Please output the records below in full, exactly as given, but without the images.

:: Data to use ::

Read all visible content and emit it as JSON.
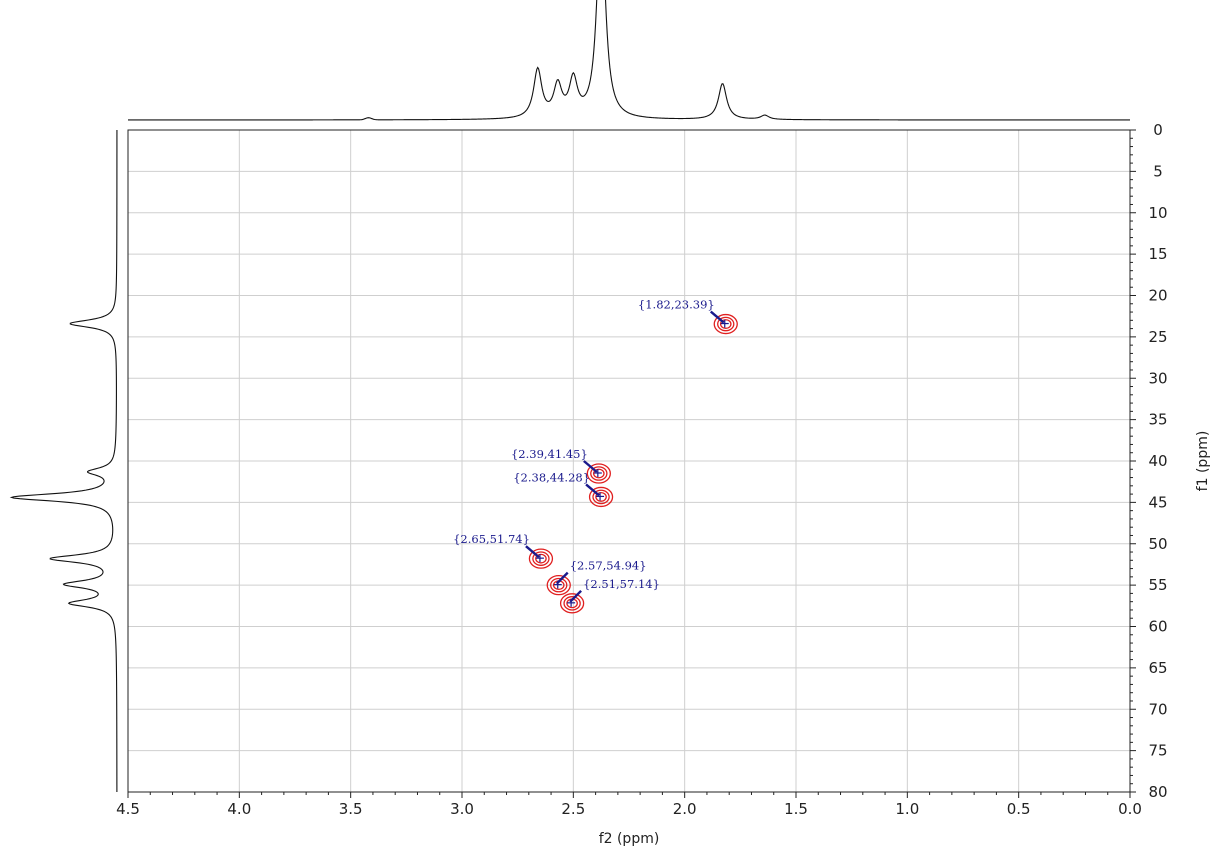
{
  "chart_data": {
    "type": "scatter",
    "title": "",
    "xlabel": "f2 (ppm)",
    "ylabel": "f1 (ppm)",
    "xlim": [
      4.5,
      0.0
    ],
    "ylim": [
      0,
      80
    ],
    "x_ticks": [
      "4.5",
      "4.0",
      "3.5",
      "3.0",
      "2.5",
      "2.0",
      "1.5",
      "1.0",
      "0.5",
      "0.0"
    ],
    "y_ticks": [
      "0",
      "5",
      "10",
      "15",
      "20",
      "25",
      "30",
      "35",
      "40",
      "45",
      "50",
      "55",
      "60",
      "65",
      "70",
      "75",
      "80"
    ],
    "grid": true,
    "contour_color": "#e02020",
    "label_color": "#1a1a8c",
    "peaks": [
      {
        "x": 1.82,
        "y": 23.39,
        "label": "{1.82,23.39}"
      },
      {
        "x": 2.39,
        "y": 41.45,
        "label": "{2.39,41.45}"
      },
      {
        "x": 2.38,
        "y": 44.28,
        "label": "{2.38,44.28}"
      },
      {
        "x": 2.65,
        "y": 51.74,
        "label": "{2.65,51.74}"
      },
      {
        "x": 2.57,
        "y": 54.94,
        "label": "{2.57,54.94}"
      },
      {
        "x": 2.51,
        "y": 57.14,
        "label": "{2.51,57.14}"
      }
    ],
    "top_projection": [
      {
        "ppm": 2.66,
        "height": 0.46
      },
      {
        "ppm": 2.57,
        "height": 0.3
      },
      {
        "ppm": 2.5,
        "height": 0.35
      },
      {
        "ppm": 2.38,
        "height": 1.0
      },
      {
        "ppm": 2.37,
        "height": 0.97
      },
      {
        "ppm": 1.83,
        "height": 0.34
      },
      {
        "ppm": 1.64,
        "height": 0.04
      }
    ],
    "left_projection": [
      {
        "ppm": 23.4,
        "height": 0.45
      },
      {
        "ppm": 41.3,
        "height": 0.25
      },
      {
        "ppm": 44.4,
        "height": 1.0
      },
      {
        "ppm": 51.8,
        "height": 0.62
      },
      {
        "ppm": 54.9,
        "height": 0.47
      },
      {
        "ppm": 57.2,
        "height": 0.43
      }
    ]
  }
}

:::

Result for this exercise:
Read all visible content and emit it as JSON.
{
  "chart_data": {
    "type": "scatter",
    "title": "",
    "xlabel": "f2 (ppm)",
    "ylabel": "f1 (ppm)",
    "xlim": [
      4.5,
      0.0
    ],
    "ylim": [
      0,
      80
    ],
    "x_ticks": [
      "4.5",
      "4.0",
      "3.5",
      "3.0",
      "2.5",
      "2.0",
      "1.5",
      "1.0",
      "0.5",
      "0.0"
    ],
    "y_ticks": [
      "0",
      "5",
      "10",
      "15",
      "20",
      "25",
      "30",
      "35",
      "40",
      "45",
      "50",
      "55",
      "60",
      "65",
      "70",
      "75",
      "80"
    ],
    "grid": true,
    "contour_color": "#e02020",
    "label_color": "#1a1a8c",
    "peaks": [
      {
        "x": 1.82,
        "y": 23.39,
        "label": "{1.82,23.39}"
      },
      {
        "x": 2.39,
        "y": 41.45,
        "label": "{2.39,41.45}"
      },
      {
        "x": 2.38,
        "y": 44.28,
        "label": "{2.38,44.28}"
      },
      {
        "x": 2.65,
        "y": 51.74,
        "label": "{2.65,51.74}"
      },
      {
        "x": 2.57,
        "y": 54.94,
        "label": "{2.57,54.94}"
      },
      {
        "x": 2.51,
        "y": 57.14,
        "label": "{2.51,57.14}"
      }
    ],
    "top_projection": [
      {
        "ppm": 2.66,
        "height": 0.46
      },
      {
        "ppm": 2.57,
        "height": 0.3
      },
      {
        "ppm": 2.5,
        "height": 0.35
      },
      {
        "ppm": 2.38,
        "height": 1.0
      },
      {
        "ppm": 2.37,
        "height": 0.97
      },
      {
        "ppm": 1.83,
        "height": 0.34
      },
      {
        "ppm": 1.64,
        "height": 0.04
      }
    ],
    "left_projection": [
      {
        "ppm": 23.4,
        "height": 0.45
      },
      {
        "ppm": 41.3,
        "height": 0.25
      },
      {
        "ppm": 44.4,
        "height": 1.0
      },
      {
        "ppm": 51.8,
        "height": 0.62
      },
      {
        "ppm": 54.9,
        "height": 0.47
      },
      {
        "ppm": 57.2,
        "height": 0.43
      }
    ]
  }
}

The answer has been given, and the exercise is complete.